--- begin Extracted records ---

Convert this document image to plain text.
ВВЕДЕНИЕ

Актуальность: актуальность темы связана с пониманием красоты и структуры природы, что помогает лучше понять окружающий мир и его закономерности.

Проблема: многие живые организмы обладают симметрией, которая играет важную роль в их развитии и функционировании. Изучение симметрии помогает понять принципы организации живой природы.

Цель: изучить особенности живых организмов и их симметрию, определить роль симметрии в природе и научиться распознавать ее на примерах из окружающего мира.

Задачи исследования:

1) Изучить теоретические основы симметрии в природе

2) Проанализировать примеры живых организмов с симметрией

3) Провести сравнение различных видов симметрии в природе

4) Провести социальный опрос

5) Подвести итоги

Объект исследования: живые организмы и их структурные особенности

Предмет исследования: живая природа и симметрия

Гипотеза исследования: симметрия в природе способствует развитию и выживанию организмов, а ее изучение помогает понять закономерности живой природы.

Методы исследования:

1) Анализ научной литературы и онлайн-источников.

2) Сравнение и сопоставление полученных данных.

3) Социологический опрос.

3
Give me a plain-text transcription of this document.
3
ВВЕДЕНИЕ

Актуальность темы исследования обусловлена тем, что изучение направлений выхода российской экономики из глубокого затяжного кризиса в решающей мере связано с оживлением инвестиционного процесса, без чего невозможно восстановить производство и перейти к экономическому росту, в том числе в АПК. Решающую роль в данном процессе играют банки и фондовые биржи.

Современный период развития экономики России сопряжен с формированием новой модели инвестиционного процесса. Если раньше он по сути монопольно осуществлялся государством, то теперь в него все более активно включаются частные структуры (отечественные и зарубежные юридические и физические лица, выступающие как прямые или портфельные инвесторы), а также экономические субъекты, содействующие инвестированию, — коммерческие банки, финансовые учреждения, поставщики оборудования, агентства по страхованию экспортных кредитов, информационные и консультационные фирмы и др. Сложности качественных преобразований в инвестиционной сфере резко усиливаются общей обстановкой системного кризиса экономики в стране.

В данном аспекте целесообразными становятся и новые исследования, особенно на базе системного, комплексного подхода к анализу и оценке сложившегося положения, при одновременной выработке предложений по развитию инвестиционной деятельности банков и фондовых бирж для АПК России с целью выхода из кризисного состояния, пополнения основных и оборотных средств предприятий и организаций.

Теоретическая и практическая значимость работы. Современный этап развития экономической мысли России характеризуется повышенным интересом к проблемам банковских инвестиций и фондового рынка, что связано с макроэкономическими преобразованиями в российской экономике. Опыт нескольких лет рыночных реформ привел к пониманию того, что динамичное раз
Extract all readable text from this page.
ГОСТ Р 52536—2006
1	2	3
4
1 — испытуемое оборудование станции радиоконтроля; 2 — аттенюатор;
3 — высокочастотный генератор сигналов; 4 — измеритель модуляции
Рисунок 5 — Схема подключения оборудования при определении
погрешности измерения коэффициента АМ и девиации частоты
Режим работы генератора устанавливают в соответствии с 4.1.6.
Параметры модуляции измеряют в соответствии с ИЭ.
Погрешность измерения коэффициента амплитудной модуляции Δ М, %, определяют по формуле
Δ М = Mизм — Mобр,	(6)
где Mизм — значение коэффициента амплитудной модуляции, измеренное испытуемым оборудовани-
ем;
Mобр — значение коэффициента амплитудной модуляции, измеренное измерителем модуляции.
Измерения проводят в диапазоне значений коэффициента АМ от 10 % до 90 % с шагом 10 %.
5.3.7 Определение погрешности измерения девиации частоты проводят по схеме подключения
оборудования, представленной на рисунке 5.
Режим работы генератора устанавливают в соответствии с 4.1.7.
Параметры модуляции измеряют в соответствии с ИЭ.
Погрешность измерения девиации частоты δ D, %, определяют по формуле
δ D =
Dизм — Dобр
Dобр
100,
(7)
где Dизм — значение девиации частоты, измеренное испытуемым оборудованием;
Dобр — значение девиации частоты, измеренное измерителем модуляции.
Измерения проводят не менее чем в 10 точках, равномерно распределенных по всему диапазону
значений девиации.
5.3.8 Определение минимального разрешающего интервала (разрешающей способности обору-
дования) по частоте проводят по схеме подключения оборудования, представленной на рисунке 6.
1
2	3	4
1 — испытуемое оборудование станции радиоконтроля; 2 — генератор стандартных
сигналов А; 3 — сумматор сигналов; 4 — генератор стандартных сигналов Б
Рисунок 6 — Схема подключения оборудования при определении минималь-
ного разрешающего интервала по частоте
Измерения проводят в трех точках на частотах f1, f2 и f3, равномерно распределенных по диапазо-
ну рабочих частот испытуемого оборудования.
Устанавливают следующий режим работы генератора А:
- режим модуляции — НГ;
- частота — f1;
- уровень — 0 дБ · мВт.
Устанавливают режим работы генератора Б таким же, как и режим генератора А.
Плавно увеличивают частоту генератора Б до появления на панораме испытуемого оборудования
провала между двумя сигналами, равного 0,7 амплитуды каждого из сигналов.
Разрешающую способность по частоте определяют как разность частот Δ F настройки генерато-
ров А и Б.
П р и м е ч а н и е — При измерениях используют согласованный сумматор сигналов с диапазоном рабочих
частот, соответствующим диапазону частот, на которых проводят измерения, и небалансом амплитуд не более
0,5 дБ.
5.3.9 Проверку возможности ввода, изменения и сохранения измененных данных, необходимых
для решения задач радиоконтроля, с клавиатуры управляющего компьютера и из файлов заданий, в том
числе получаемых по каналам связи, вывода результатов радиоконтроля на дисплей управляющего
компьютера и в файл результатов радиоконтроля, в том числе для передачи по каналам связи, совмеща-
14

--- end Extracted records ---

# Given exercise
Among the entries above, how many lines hold the word "определении"? Reply with only that number.

# Right answer
2